» **WHAT TO DO**: Each entry here needs to be set down again exactly, please; pictures are left out.
- - -
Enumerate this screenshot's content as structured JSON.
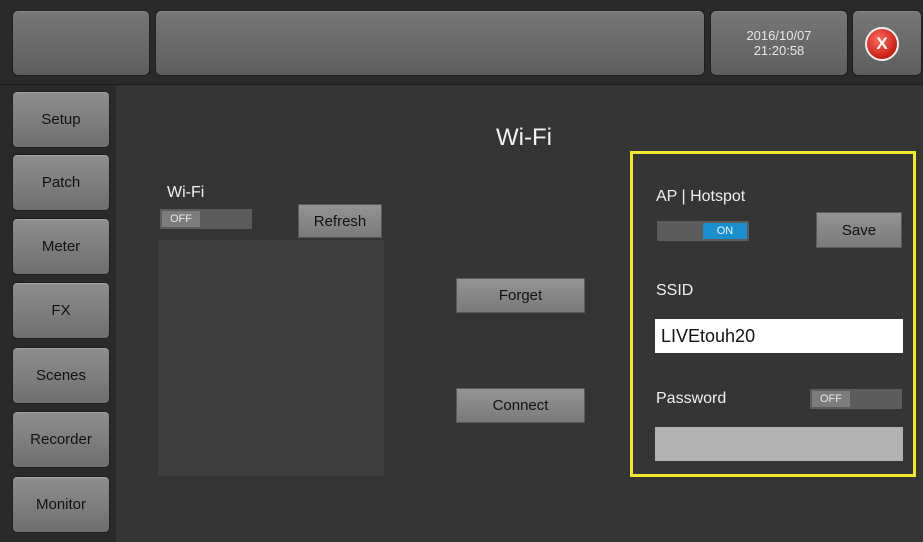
{
  "header": {
    "date": "2016/10/07",
    "time": "21:20:58",
    "close_label": "X"
  },
  "sidebar": {
    "items": [
      {
        "label": "Setup"
      },
      {
        "label": "Patch"
      },
      {
        "label": "Meter"
      },
      {
        "label": "FX"
      },
      {
        "label": "Scenes"
      },
      {
        "label": "Recorder"
      },
      {
        "label": "Monitor"
      }
    ]
  },
  "main": {
    "title": "Wi-Fi",
    "wifi": {
      "label": "Wi-Fi",
      "toggle_state": "OFF",
      "refresh_label": "Refresh"
    },
    "forget_label": "Forget",
    "connect_label": "Connect"
  },
  "hotspot": {
    "label": "AP | Hotspot",
    "toggle_state": "ON",
    "save_label": "Save",
    "ssid_label": "SSID",
    "ssid_value": "LIVEtouh20",
    "password_label": "Password",
    "password_toggle_state": "OFF",
    "password_value": ""
  },
  "colors": {
    "highlight": "#f4e82d",
    "toggle_on": "#1a8fcf",
    "close_button": "#c81f14"
  }
}
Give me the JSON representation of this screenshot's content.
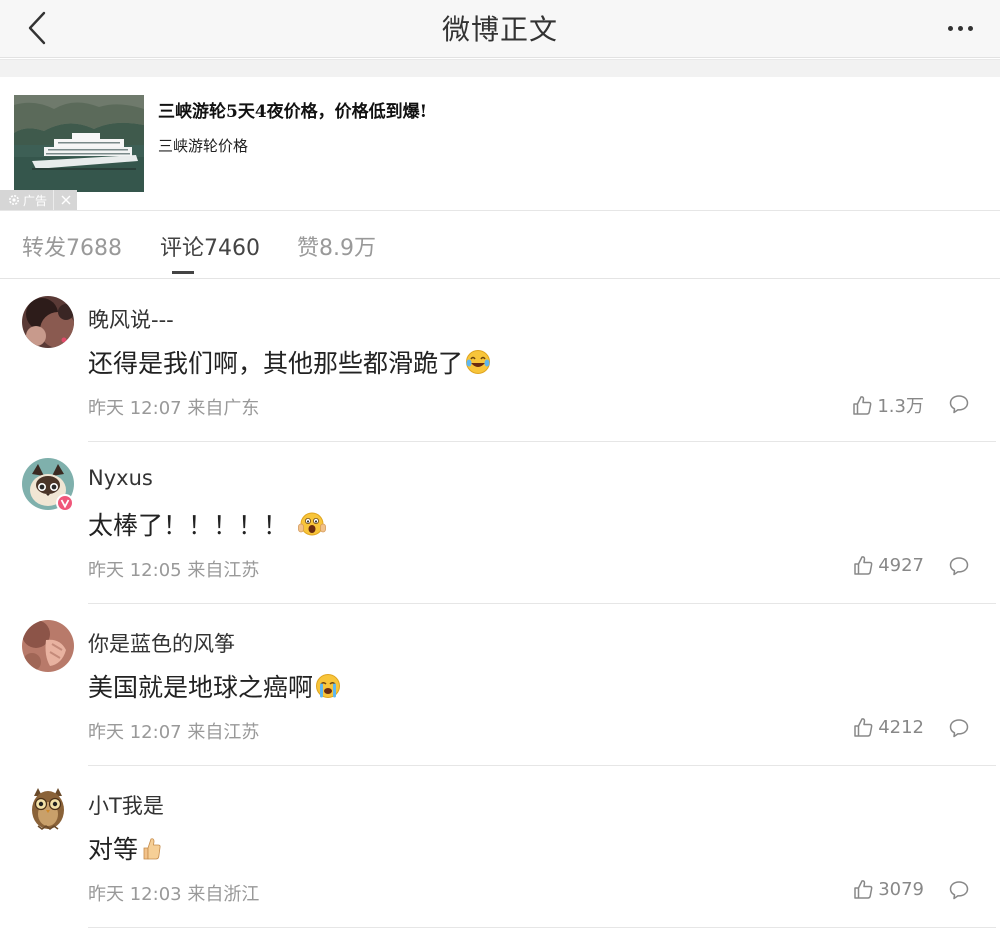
{
  "header": {
    "title": "微博正文"
  },
  "ad": {
    "title": "三峡游轮5天4夜价格，价格低到爆!",
    "subtitle": "三峡游轮价格",
    "tag": "广告"
  },
  "tabs": [
    {
      "label": "转发7688"
    },
    {
      "label": "评论7460"
    },
    {
      "label": "赞8.9万"
    }
  ],
  "comments": [
    {
      "user": "晚风说---",
      "text": "还得是我们啊，其他那些都滑跪了",
      "emoji": "laughing-tears-emoji",
      "meta": "昨天 12:07 来自广东",
      "likes": "1.3万"
    },
    {
      "user": "Nyxus",
      "text": "太棒了！！！！！",
      "emoji": "screaming-face-emoji",
      "meta": "昨天 12:05 来自江苏",
      "likes": "4927"
    },
    {
      "user": "你是蓝色的风筝",
      "text": "美国就是地球之癌啊",
      "emoji": "crying-face-emoji",
      "meta": "昨天 12:07 来自江苏",
      "likes": "4212"
    },
    {
      "user": "小T我是",
      "text": "对等",
      "emoji": "thumbs-up-emoji",
      "meta": "昨天 12:03 来自浙江",
      "likes": "3079"
    }
  ],
  "colors": {
    "text": "#333333",
    "muted": "#999999",
    "divider": "#e6e6e6",
    "badge": "#f0577a"
  }
}
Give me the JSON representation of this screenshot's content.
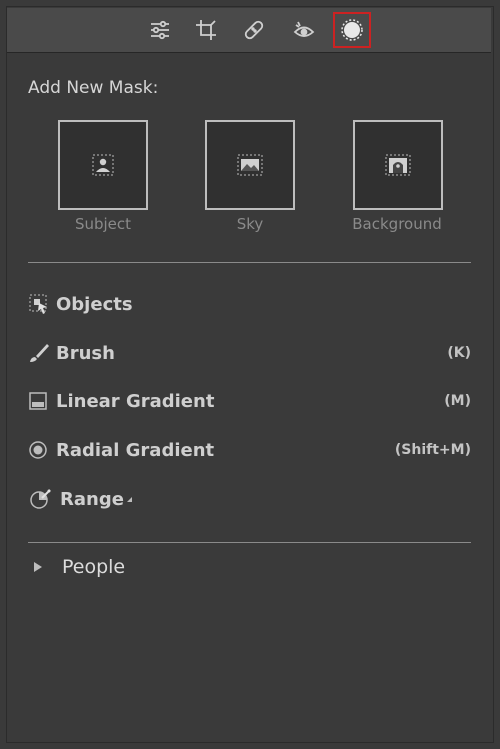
{
  "toolbar": {
    "tools": [
      {
        "name": "edit-sliders-icon"
      },
      {
        "name": "crop-icon"
      },
      {
        "name": "heal-bandage-icon"
      },
      {
        "name": "red-eye-icon"
      },
      {
        "name": "masking-icon",
        "active": true
      }
    ],
    "active_outline_color": "#cc2222"
  },
  "mask_panel": {
    "title": "Add New Mask:",
    "presets": [
      {
        "label": "Subject",
        "icon": "subject-person-icon"
      },
      {
        "label": "Sky",
        "icon": "sky-landscape-icon"
      },
      {
        "label": "Background",
        "icon": "background-arch-icon"
      }
    ]
  },
  "tools": [
    {
      "label": "Objects",
      "shortcut": "",
      "icon": "objects-select-icon"
    },
    {
      "label": "Brush",
      "shortcut": "(K)",
      "icon": "brush-icon"
    },
    {
      "label": "Linear Gradient",
      "shortcut": "(M)",
      "icon": "linear-gradient-icon"
    },
    {
      "label": "Radial Gradient",
      "shortcut": "(Shift+M)",
      "icon": "radial-gradient-icon"
    },
    {
      "label": "Range",
      "shortcut": "",
      "icon": "range-icon"
    }
  ],
  "people": {
    "label": "People"
  }
}
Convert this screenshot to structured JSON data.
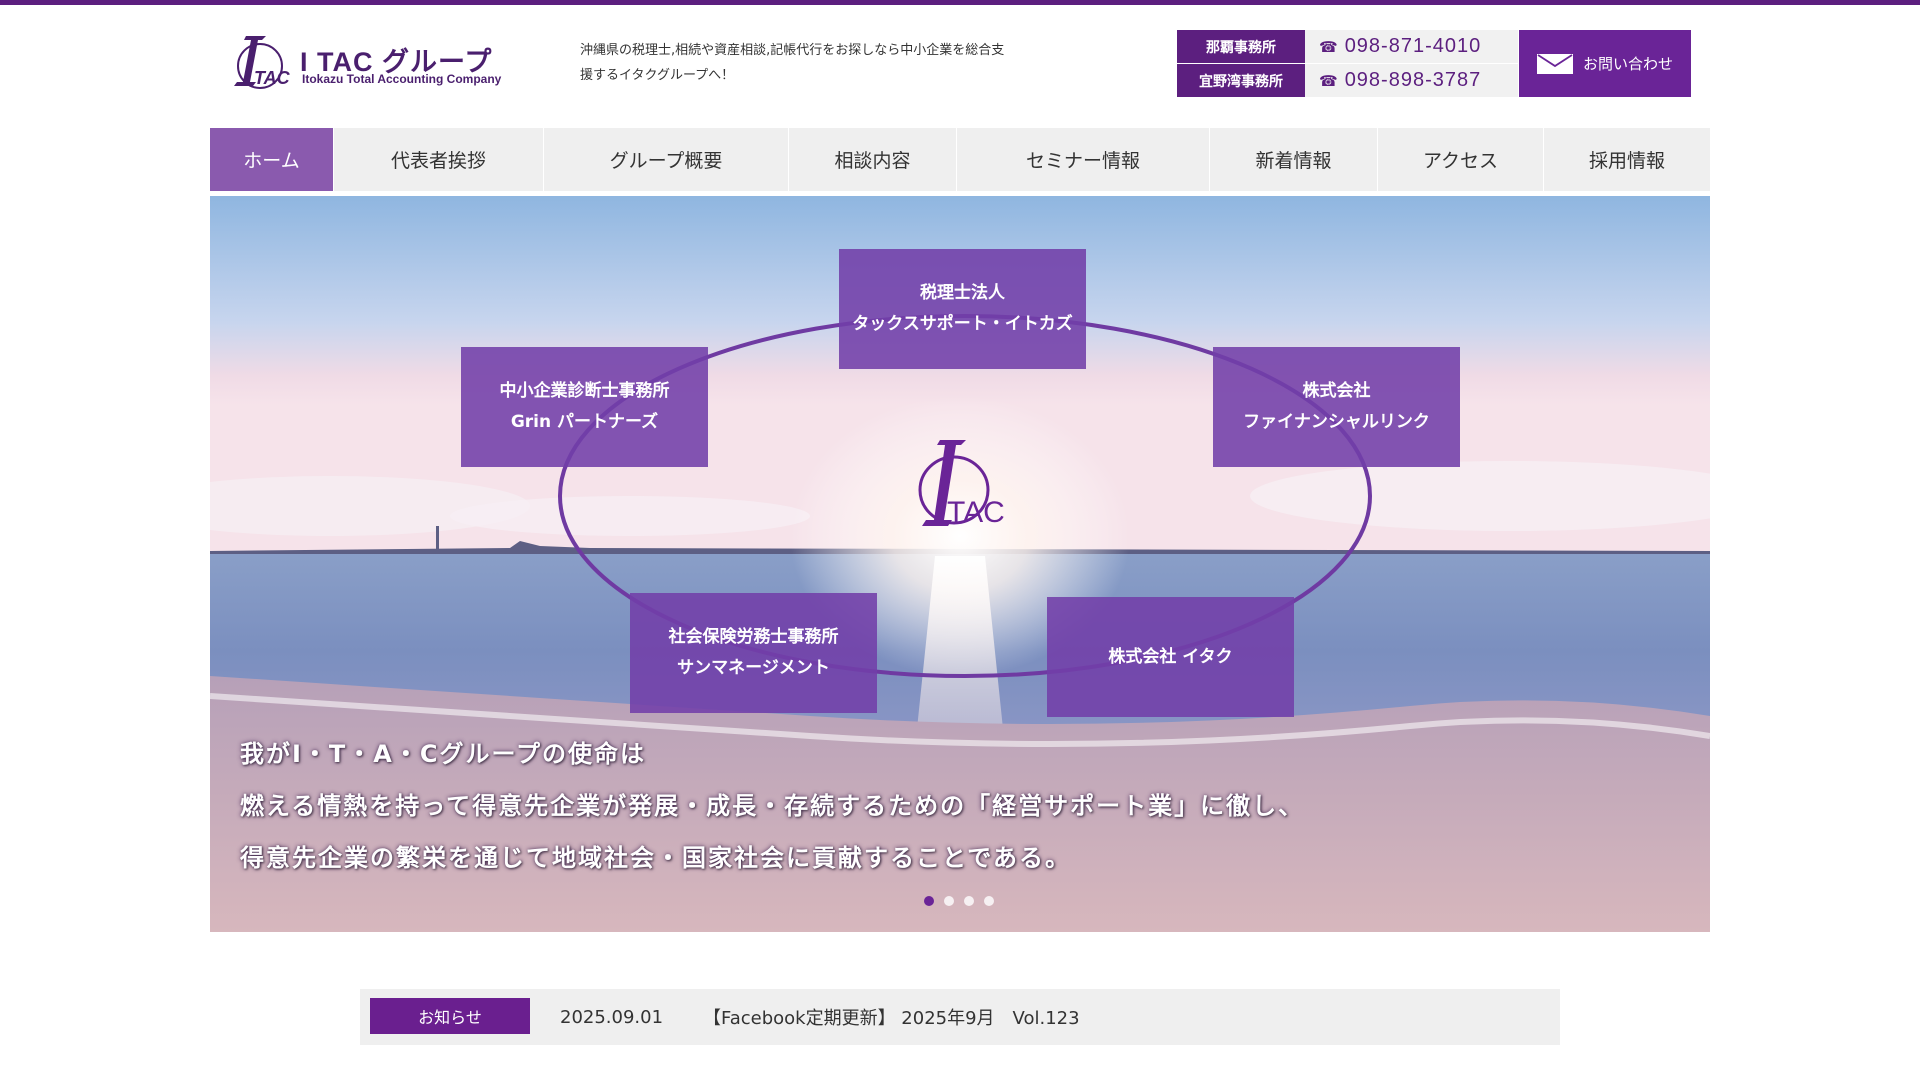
{
  "header": {
    "logo_title": "I TAC グループ",
    "logo_subtitle": "Itokazu Total Accounting Company",
    "logo_mark_text": "TAC",
    "tagline": "沖縄県の税理士,相続や資産相談,記帳代行をお探しなら中小企業を総合支援するイタクグループへ！",
    "offices": [
      {
        "name": "那覇事務所",
        "phone": "098-871-4010"
      },
      {
        "name": "宜野湾事務所",
        "phone": "098-898-3787"
      }
    ],
    "contact_label": "お問い合わせ"
  },
  "nav": {
    "items": [
      {
        "label": "ホーム"
      },
      {
        "label": "代表者挨拶"
      },
      {
        "label": "グループ概要"
      },
      {
        "label": "相談内容"
      },
      {
        "label": "セミナー情報"
      },
      {
        "label": "新着情報"
      },
      {
        "label": "アクセス"
      },
      {
        "label": "採用情報"
      }
    ]
  },
  "hero": {
    "logo_text": "TAC",
    "orgs": [
      {
        "line1": "税理士法人",
        "line2": "タックスサポート・イトカズ"
      },
      {
        "line1": "株式会社",
        "line2": "ファイナンシャルリンク"
      },
      {
        "line1": "株式会社 イタク",
        "line2": ""
      },
      {
        "line1": "社会保険労務士事務所",
        "line2": "サンマネージメント"
      },
      {
        "line1": "中小企業診断士事務所",
        "line2": "Grin パートナーズ"
      }
    ],
    "mission": [
      "我がI・T・A・Cグループの使命は",
      "燃える情熱を持って得意先企業が発展・成長・存続するための「経営サポート業」に徹し、",
      "得意先企業の繁栄を通じて地域社会・国家社会に貢献することである。"
    ],
    "slides_total": 4,
    "slide_current": 1
  },
  "news": {
    "label": "お知らせ",
    "date": "2025.09.01",
    "title": "【Facebook定期更新】 2025年9月　Vol.123"
  },
  "colors": {
    "brand": "#5c1f7f",
    "accent": "#6a2497",
    "nav_active": "#8a5aae",
    "org_box": "#723fa8"
  },
  "icons": {
    "phone": "phone-icon",
    "mail": "mail-icon"
  }
}
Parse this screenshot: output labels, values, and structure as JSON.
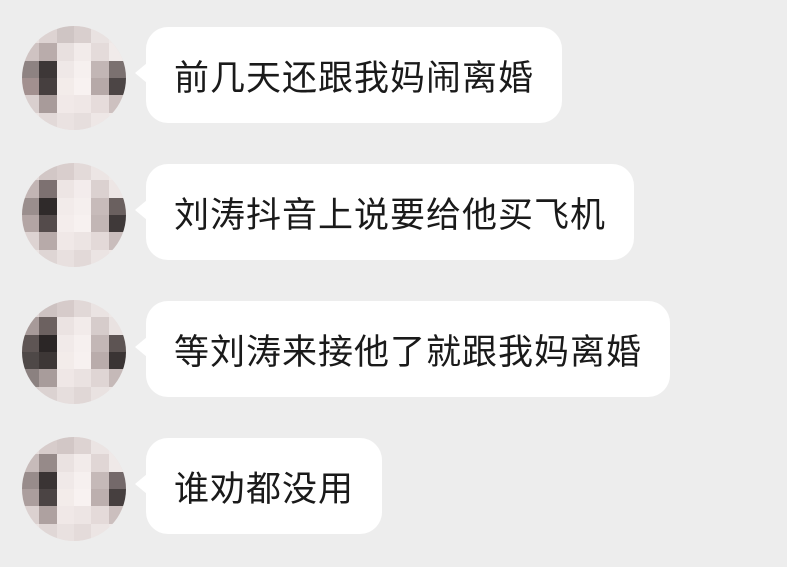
{
  "chat": {
    "messages": [
      {
        "text": "前几天还跟我妈闹离婚"
      },
      {
        "text": "刘涛抖音上说要给他买飞机"
      },
      {
        "text": "等刘涛来接他了就跟我妈离婚"
      },
      {
        "text": "谁劝都没用"
      }
    ]
  },
  "avatar": {
    "icon": "pixelated-avatar-icon",
    "blur_colors": [
      "#efe6e4",
      "#d8cccb",
      "#3b3636",
      "#8a7f7d",
      "#c9bcbb",
      "#f6efed"
    ]
  },
  "colors": {
    "background": "#ededed",
    "bubble": "#ffffff",
    "text": "#1a1a1a"
  }
}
- - -
» **THE OUTPUT**:
Enumerate this screenshot's content as structured JSON.
{
  "header": {
    "date": "2016/10/07",
    "time": "21:20:58",
    "close_label": "X"
  },
  "sidebar": {
    "items": [
      {
        "label": "Setup"
      },
      {
        "label": "Patch"
      },
      {
        "label": "Meter"
      },
      {
        "label": "FX"
      },
      {
        "label": "Scenes"
      },
      {
        "label": "Recorder"
      },
      {
        "label": "Monitor"
      }
    ]
  },
  "main": {
    "title": "Wi-Fi",
    "wifi": {
      "label": "Wi-Fi",
      "toggle_state": "OFF",
      "refresh_label": "Refresh"
    },
    "forget_label": "Forget",
    "connect_label": "Connect"
  },
  "hotspot": {
    "label": "AP | Hotspot",
    "toggle_state": "ON",
    "save_label": "Save",
    "ssid_label": "SSID",
    "ssid_value": "LIVEtouh20",
    "password_label": "Password",
    "password_toggle_state": "OFF",
    "password_value": ""
  },
  "colors": {
    "highlight": "#f4e82d",
    "toggle_on": "#1a8fcf",
    "close_button": "#c81f14"
  }
}
Give me the JSON representation of this screenshot's content.
{
  "header": {
    "title": "微博正文"
  },
  "ad": {
    "title": "三峡游轮5天4夜价格，价格低到爆!",
    "subtitle": "三峡游轮价格",
    "tag": "广告"
  },
  "tabs": [
    {
      "label": "转发7688"
    },
    {
      "label": "评论7460"
    },
    {
      "label": "赞8.9万"
    }
  ],
  "comments": [
    {
      "user": "晚风说---",
      "text": "还得是我们啊，其他那些都滑跪了",
      "emoji": "laughing-tears-emoji",
      "meta": "昨天 12:07 来自广东",
      "likes": "1.3万"
    },
    {
      "user": "Nyxus",
      "text": "太棒了！！！！！",
      "emoji": "screaming-face-emoji",
      "meta": "昨天 12:05 来自江苏",
      "likes": "4927"
    },
    {
      "user": "你是蓝色的风筝",
      "text": "美国就是地球之癌啊",
      "emoji": "crying-face-emoji",
      "meta": "昨天 12:07 来自江苏",
      "likes": "4212"
    },
    {
      "user": "小T我是",
      "text": "对等",
      "emoji": "thumbs-up-emoji",
      "meta": "昨天 12:03 来自浙江",
      "likes": "3079"
    }
  ],
  "colors": {
    "text": "#333333",
    "muted": "#999999",
    "divider": "#e6e6e6",
    "badge": "#f0577a"
  }
}
Give me the JSON representation of this screenshot's content.
{
  "toolbar": {
    "tools": [
      {
        "name": "edit-sliders-icon"
      },
      {
        "name": "crop-icon"
      },
      {
        "name": "heal-bandage-icon"
      },
      {
        "name": "red-eye-icon"
      },
      {
        "name": "masking-icon",
        "active": true
      }
    ],
    "active_outline_color": "#cc2222"
  },
  "mask_panel": {
    "title": "Add New Mask:",
    "presets": [
      {
        "label": "Subject",
        "icon": "subject-person-icon"
      },
      {
        "label": "Sky",
        "icon": "sky-landscape-icon"
      },
      {
        "label": "Background",
        "icon": "background-arch-icon"
      }
    ]
  },
  "tools": [
    {
      "label": "Objects",
      "shortcut": "",
      "icon": "objects-select-icon"
    },
    {
      "label": "Brush",
      "shortcut": "(K)",
      "icon": "brush-icon"
    },
    {
      "label": "Linear Gradient",
      "shortcut": "(M)",
      "icon": "linear-gradient-icon"
    },
    {
      "label": "Radial Gradient",
      "shortcut": "(Shift+M)",
      "icon": "radial-gradient-icon"
    },
    {
      "label": "Range",
      "shortcut": "",
      "icon": "range-icon"
    }
  ],
  "people": {
    "label": "People"
  }
}
Convert this screenshot to structured JSON data.
{
  "header": {
    "logo_title": "I TAC グループ",
    "logo_subtitle": "Itokazu Total Accounting Company",
    "logo_mark_text": "TAC",
    "tagline": "沖縄県の税理士,相続や資産相談,記帳代行をお探しなら中小企業を総合支援するイタクグループへ！",
    "offices": [
      {
        "name": "那覇事務所",
        "phone": "098-871-4010"
      },
      {
        "name": "宜野湾事務所",
        "phone": "098-898-3787"
      }
    ],
    "contact_label": "お問い合わせ"
  },
  "nav": {
    "items": [
      {
        "label": "ホーム"
      },
      {
        "label": "代表者挨拶"
      },
      {
        "label": "グループ概要"
      },
      {
        "label": "相談内容"
      },
      {
        "label": "セミナー情報"
      },
      {
        "label": "新着情報"
      },
      {
        "label": "アクセス"
      },
      {
        "label": "採用情報"
      }
    ]
  },
  "hero": {
    "logo_text": "TAC",
    "orgs": [
      {
        "line1": "税理士法人",
        "line2": "タックスサポート・イトカズ"
      },
      {
        "line1": "株式会社",
        "line2": "ファイナンシャルリンク"
      },
      {
        "line1": "株式会社 イタク",
        "line2": ""
      },
      {
        "line1": "社会保険労務士事務所",
        "line2": "サンマネージメント"
      },
      {
        "line1": "中小企業診断士事務所",
        "line2": "Grin パートナーズ"
      }
    ],
    "mission": [
      "我がI・T・A・Cグループの使命は",
      "燃える情熱を持って得意先企業が発展・成長・存続するための「経営サポート業」に徹し、",
      "得意先企業の繁栄を通じて地域社会・国家社会に貢献することである。"
    ],
    "slides_total": 4,
    "slide_current": 1
  },
  "news": {
    "label": "お知らせ",
    "date": "2025.09.01",
    "title": "【Facebook定期更新】 2025年9月　Vol.123"
  },
  "colors": {
    "brand": "#5c1f7f",
    "accent": "#6a2497",
    "nav_active": "#8a5aae",
    "org_box": "#723fa8"
  },
  "icons": {
    "phone": "phone-icon",
    "mail": "mail-icon"
  }
}
Parse this screenshot: output labels, values, and structure as JSON.
{
  "chat": {
    "messages": [
      {
        "text": "前几天还跟我妈闹离婚"
      },
      {
        "text": "刘涛抖音上说要给他买飞机"
      },
      {
        "text": "等刘涛来接他了就跟我妈离婚"
      },
      {
        "text": "谁劝都没用"
      }
    ]
  },
  "avatar": {
    "icon": "pixelated-avatar-icon",
    "blur_colors": [
      "#efe6e4",
      "#d8cccb",
      "#3b3636",
      "#8a7f7d",
      "#c9bcbb",
      "#f6efed"
    ]
  },
  "colors": {
    "background": "#ededed",
    "bubble": "#ffffff",
    "text": "#1a1a1a"
  }
}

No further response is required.